- _EXCERPTED RECORDS_
• • • • • • •

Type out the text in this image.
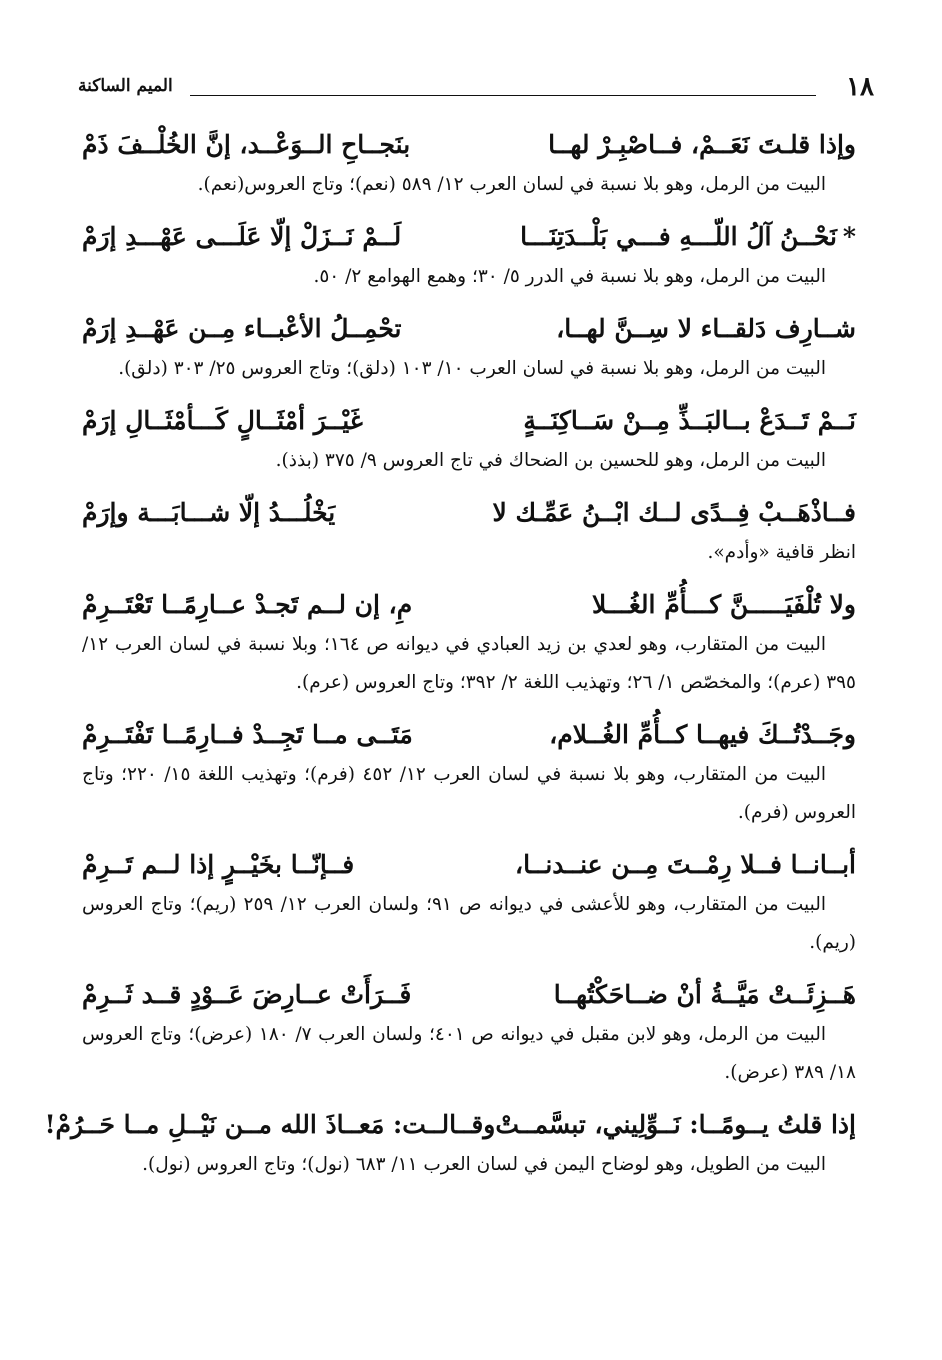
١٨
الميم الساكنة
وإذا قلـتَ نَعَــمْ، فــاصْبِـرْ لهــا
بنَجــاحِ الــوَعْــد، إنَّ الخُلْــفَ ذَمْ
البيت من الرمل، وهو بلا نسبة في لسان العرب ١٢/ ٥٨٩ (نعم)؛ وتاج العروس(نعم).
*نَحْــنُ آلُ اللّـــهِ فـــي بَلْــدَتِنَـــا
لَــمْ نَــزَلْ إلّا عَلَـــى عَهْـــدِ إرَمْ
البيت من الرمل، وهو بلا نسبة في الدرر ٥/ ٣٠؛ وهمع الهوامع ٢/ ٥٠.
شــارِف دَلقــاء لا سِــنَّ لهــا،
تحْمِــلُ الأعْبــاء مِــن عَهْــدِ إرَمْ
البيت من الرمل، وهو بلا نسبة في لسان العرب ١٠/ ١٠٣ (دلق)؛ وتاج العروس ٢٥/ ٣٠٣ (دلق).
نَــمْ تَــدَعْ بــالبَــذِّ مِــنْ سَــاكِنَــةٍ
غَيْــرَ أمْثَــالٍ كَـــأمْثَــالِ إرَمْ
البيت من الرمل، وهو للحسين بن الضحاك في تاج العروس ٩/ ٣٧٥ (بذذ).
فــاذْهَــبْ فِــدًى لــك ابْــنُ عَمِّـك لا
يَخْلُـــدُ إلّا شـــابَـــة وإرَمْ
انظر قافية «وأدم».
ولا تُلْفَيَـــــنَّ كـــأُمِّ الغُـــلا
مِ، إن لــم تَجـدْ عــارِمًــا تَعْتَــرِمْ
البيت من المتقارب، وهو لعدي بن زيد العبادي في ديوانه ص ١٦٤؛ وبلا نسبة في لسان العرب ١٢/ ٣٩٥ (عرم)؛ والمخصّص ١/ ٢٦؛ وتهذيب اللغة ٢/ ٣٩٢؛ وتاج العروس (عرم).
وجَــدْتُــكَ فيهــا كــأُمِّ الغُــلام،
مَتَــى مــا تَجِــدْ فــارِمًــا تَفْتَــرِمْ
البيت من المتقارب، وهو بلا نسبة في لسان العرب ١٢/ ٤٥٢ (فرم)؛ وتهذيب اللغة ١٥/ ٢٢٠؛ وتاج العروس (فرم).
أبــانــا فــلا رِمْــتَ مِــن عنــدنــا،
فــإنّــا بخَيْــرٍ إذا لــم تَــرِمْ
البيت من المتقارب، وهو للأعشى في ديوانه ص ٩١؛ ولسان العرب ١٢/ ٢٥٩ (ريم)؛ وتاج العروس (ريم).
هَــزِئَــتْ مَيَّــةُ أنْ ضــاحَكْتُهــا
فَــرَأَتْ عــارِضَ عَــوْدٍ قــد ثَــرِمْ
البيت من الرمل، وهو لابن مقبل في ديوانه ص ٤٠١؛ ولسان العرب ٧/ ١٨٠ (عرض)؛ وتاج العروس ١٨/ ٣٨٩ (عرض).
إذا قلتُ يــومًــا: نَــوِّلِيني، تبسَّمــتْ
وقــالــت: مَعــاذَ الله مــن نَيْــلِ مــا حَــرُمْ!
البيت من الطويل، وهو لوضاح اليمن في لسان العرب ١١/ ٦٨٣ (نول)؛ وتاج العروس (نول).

• • • • • • •

- _WRITTEN REQUEST_
Print every entry exactly as written, without the pictures.

- _CORRECT RESPONSE_
Type out the text in this image.
١٨
الميم الساكنة
وإذا قلـتَ نَعَــمْ، فــاصْبِـرْ لهــا
بنَجــاحِ الــوَعْــد، إنَّ الخُلْــفَ ذَمْ
البيت من الرمل، وهو بلا نسبة في لسان العرب ١٢/ ٥٨٩ (نعم)؛ وتاج العروس(نعم).
*نَحْــنُ آلُ اللّـــهِ فـــي بَلْــدَتِنَـــا
لَــمْ نَــزَلْ إلّا عَلَـــى عَهْـــدِ إرَمْ
البيت من الرمل، وهو بلا نسبة في الدرر ٥/ ٣٠؛ وهمع الهوامع ٢/ ٥٠.
شــارِف دَلقــاء لا سِــنَّ لهــا،
تحْمِــلُ الأعْبــاء مِــن عَهْــدِ إرَمْ
البيت من الرمل، وهو بلا نسبة في لسان العرب ١٠/ ١٠٣ (دلق)؛ وتاج العروس ٢٥/ ٣٠٣ (دلق).
نَــمْ تَــدَعْ بــالبَــذِّ مِــنْ سَــاكِنَــةٍ
غَيْــرَ أمْثَــالٍ كَـــأمْثَــالِ إرَمْ
البيت من الرمل، وهو للحسين بن الضحاك في تاج العروس ٩/ ٣٧٥ (بذذ).
فــاذْهَــبْ فِــدًى لــك ابْــنُ عَمِّـك لا
يَخْلُـــدُ إلّا شـــابَـــة وإرَمْ
انظر قافية «وأدم».
ولا تُلْفَيَـــــنَّ كـــأُمِّ الغُـــلا
مِ، إن لــم تَجـدْ عــارِمًــا تَعْتَــرِمْ
البيت من المتقارب، وهو لعدي بن زيد العبادي في ديوانه ص ١٦٤؛ وبلا نسبة في لسان العرب ١٢/ ٣٩٥ (عرم)؛ والمخصّص ١/ ٢٦؛ وتهذيب اللغة ٢/ ٣٩٢؛ وتاج العروس (عرم).
وجَــدْتُــكَ فيهــا كــأُمِّ الغُــلام،
مَتَــى مــا تَجِــدْ فــارِمًــا تَفْتَــرِمْ
البيت من المتقارب، وهو بلا نسبة في لسان العرب ١٢/ ٤٥٢ (فرم)؛ وتهذيب اللغة ١٥/ ٢٢٠؛ وتاج العروس (فرم).
أبــانــا فــلا رِمْــتَ مِــن عنــدنــا،
فــإنّــا بخَيْــرٍ إذا لــم تَــرِمْ
البيت من المتقارب، وهو للأعشى في ديوانه ص ٩١؛ ولسان العرب ١٢/ ٢٥٩ (ريم)؛ وتاج العروس (ريم).
هَــزِئَــتْ مَيَّــةُ أنْ ضــاحَكْتُهــا
فَــرَأَتْ عــارِضَ عَــوْدٍ قــد ثَــرِمْ
البيت من الرمل، وهو لابن مقبل في ديوانه ص ٤٠١؛ ولسان العرب ٧/ ١٨٠ (عرض)؛ وتاج العروس ١٨/ ٣٨٩ (عرض).
إذا قلتُ يــومًــا: نَــوِّلِيني، تبسَّمــتْ
وقــالــت: مَعــاذَ الله مــن نَيْــلِ مــا حَــرُمْ!
البيت من الطويل، وهو لوضاح اليمن في لسان العرب ١١/ ٦٨٣ (نول)؛ وتاج العروس (نول).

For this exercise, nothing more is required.